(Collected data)
—————
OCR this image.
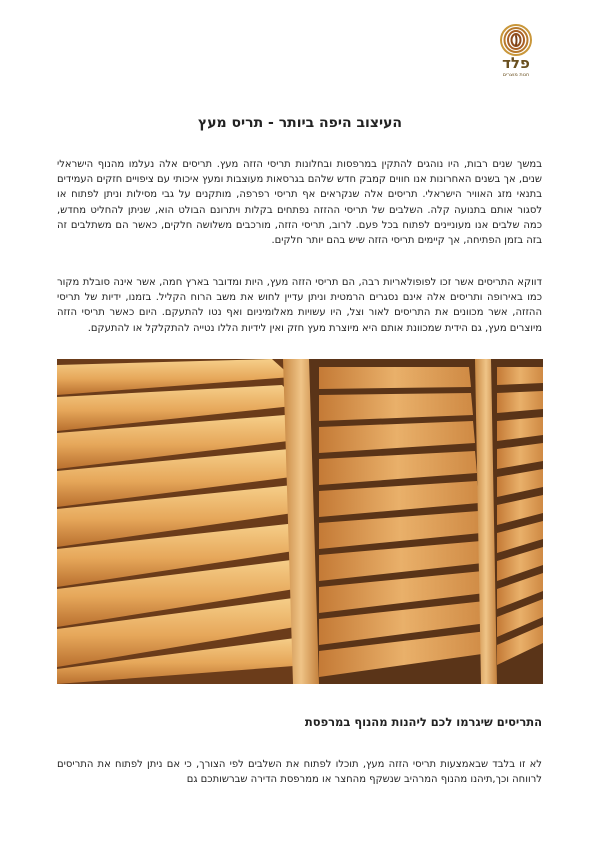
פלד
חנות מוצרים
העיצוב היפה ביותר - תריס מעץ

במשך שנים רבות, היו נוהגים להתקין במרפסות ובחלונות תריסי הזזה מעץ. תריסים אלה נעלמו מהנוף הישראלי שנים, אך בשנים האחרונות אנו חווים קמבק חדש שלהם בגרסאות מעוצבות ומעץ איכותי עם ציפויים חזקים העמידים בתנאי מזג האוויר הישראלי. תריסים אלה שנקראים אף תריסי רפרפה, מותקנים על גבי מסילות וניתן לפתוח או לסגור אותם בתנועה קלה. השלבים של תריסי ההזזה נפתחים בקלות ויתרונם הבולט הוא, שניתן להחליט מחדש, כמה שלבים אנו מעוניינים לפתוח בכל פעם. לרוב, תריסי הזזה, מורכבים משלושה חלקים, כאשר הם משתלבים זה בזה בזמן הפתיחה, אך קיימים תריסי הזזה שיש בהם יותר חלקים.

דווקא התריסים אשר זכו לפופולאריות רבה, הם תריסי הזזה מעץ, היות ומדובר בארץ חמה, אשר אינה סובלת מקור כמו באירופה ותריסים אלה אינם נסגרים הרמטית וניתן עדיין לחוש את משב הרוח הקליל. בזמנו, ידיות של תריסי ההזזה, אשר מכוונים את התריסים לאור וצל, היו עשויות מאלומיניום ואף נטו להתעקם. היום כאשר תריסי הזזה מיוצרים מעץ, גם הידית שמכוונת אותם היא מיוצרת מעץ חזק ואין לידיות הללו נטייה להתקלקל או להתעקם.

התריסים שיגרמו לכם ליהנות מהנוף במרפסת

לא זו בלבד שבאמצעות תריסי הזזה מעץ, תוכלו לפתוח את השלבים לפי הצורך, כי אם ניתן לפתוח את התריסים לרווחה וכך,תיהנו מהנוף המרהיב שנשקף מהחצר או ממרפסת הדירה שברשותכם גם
—————
**Work instructions**
All records should be output exactly, with the pictures left out.

**Solution to this problem**
OCR this image.
פלד
חנות מוצרים
העיצוב היפה ביותר - תריס מעץ

במשך שנים רבות, היו נוהגים להתקין במרפסות ובחלונות תריסי הזזה מעץ. תריסים אלה נעלמו מהנוף הישראלי שנים, אך בשנים האחרונות אנו חווים קמבק חדש שלהם בגרסאות מעוצבות ומעץ איכותי עם ציפויים חזקים העמידים בתנאי מזג האוויר הישראלי. תריסים אלה שנקראים אף תריסי רפרפה, מותקנים על גבי מסילות וניתן לפתוח או לסגור אותם בתנועה קלה. השלבים של תריסי ההזזה נפתחים בקלות ויתרונם הבולט הוא, שניתן להחליט מחדש, כמה שלבים אנו מעוניינים לפתוח בכל פעם. לרוב, תריסי הזזה, מורכבים משלושה חלקים, כאשר הם משתלבים זה בזה בזמן הפתיחה, אך קיימים תריסי הזזה שיש בהם יותר חלקים.

דווקא התריסים אשר זכו לפופולאריות רבה, הם תריסי הזזה מעץ, היות ומדובר בארץ חמה, אשר אינה סובלת מקור כמו באירופה ותריסים אלה אינם נסגרים הרמטית וניתן עדיין לחוש את משב הרוח הקליל. בזמנו, ידיות של תריסי ההזזה, אשר מכוונים את התריסים לאור וצל, היו עשויות מאלומיניום ואף נטו להתעקם. היום כאשר תריסי הזזה מיוצרים מעץ, גם הידית שמכוונת אותם היא מיוצרת מעץ חזק ואין לידיות הללו נטייה להתקלקל או להתעקם.

התריסים שיגרמו לכם ליהנות מהנוף במרפסת

לא זו בלבד שבאמצעות תריסי הזזה מעץ, תוכלו לפתוח את השלבים לפי הצורך, כי אם ניתן לפתוח את התריסים לרווחה וכך,תיהנו מהנוף המרהיב שנשקף מהחצר או ממרפסת הדירה שברשותכם גם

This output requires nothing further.